>> BEGIN Supplied data
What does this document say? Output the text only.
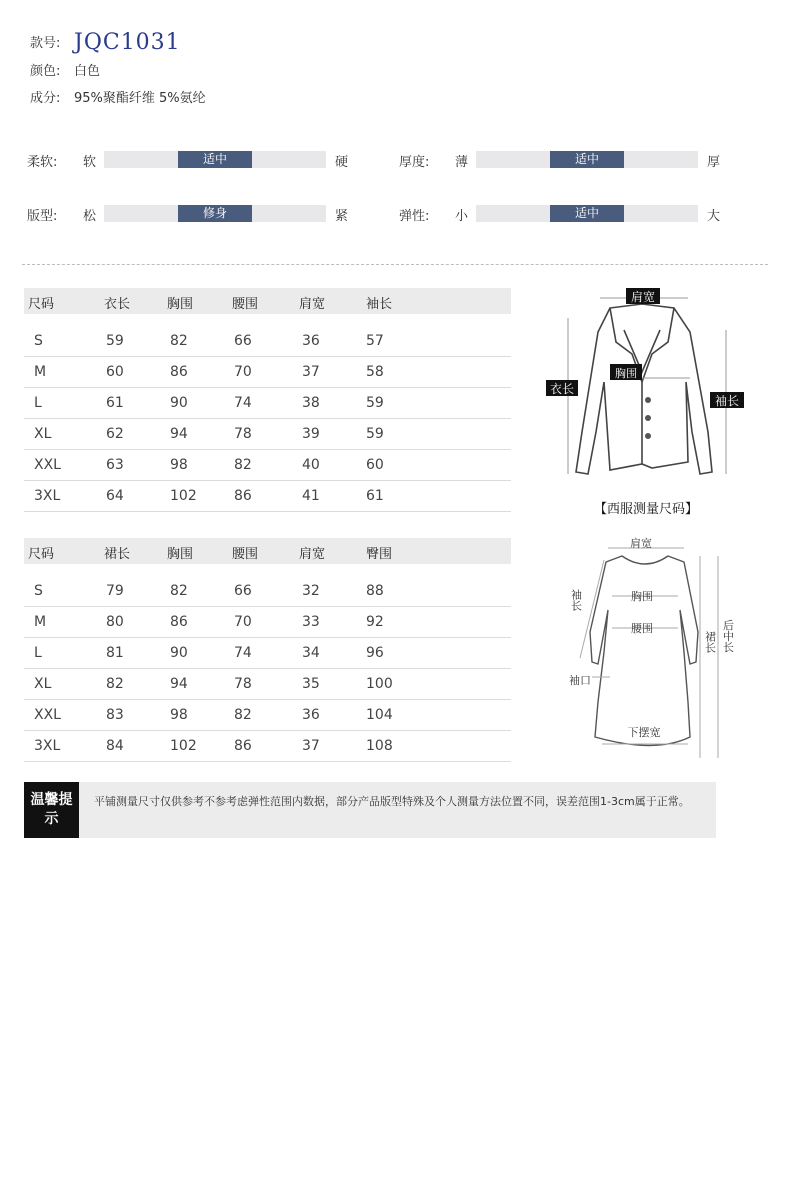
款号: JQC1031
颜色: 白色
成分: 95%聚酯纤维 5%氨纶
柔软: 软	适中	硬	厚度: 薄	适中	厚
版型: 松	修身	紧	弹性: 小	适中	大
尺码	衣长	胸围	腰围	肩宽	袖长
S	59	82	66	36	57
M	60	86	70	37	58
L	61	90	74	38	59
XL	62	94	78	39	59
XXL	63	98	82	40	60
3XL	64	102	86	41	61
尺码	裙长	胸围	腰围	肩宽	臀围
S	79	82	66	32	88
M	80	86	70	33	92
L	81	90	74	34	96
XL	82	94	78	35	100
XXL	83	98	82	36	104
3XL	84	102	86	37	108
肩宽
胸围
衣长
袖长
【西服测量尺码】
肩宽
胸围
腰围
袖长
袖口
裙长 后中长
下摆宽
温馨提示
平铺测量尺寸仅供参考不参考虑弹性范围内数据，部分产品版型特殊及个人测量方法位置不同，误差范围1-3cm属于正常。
>> END Supplied data
>> BEGIN Supplied data
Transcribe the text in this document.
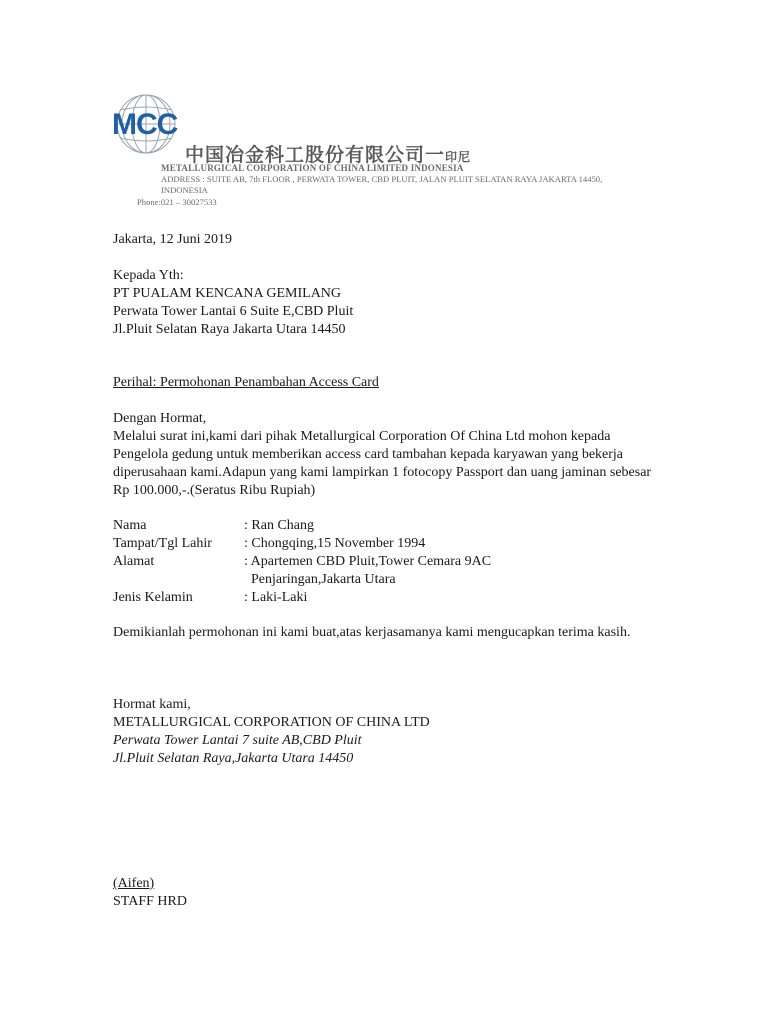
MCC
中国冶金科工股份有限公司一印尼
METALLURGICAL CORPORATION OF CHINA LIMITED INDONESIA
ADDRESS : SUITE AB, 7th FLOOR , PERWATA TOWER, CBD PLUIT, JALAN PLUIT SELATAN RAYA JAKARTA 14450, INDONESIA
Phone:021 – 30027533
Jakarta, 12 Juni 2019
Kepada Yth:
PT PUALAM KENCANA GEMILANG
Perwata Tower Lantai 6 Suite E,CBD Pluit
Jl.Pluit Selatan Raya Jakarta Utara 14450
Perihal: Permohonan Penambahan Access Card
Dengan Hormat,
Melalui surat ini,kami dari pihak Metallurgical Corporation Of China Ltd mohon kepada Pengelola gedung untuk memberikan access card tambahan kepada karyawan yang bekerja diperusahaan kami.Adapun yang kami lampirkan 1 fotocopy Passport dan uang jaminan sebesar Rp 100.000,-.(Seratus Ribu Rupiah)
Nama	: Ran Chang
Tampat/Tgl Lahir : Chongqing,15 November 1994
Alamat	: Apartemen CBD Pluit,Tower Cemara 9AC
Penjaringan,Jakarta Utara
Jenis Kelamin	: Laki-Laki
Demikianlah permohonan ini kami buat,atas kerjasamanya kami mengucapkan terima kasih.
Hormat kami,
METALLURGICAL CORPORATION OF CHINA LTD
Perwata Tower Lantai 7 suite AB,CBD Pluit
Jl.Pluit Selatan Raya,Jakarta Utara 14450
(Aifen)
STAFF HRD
>> END Supplied data
## Aim
Return only those lines of the records that contain the string "this".

## Correct output
What does this document say? Output the text only.
Transcribe the text in this document.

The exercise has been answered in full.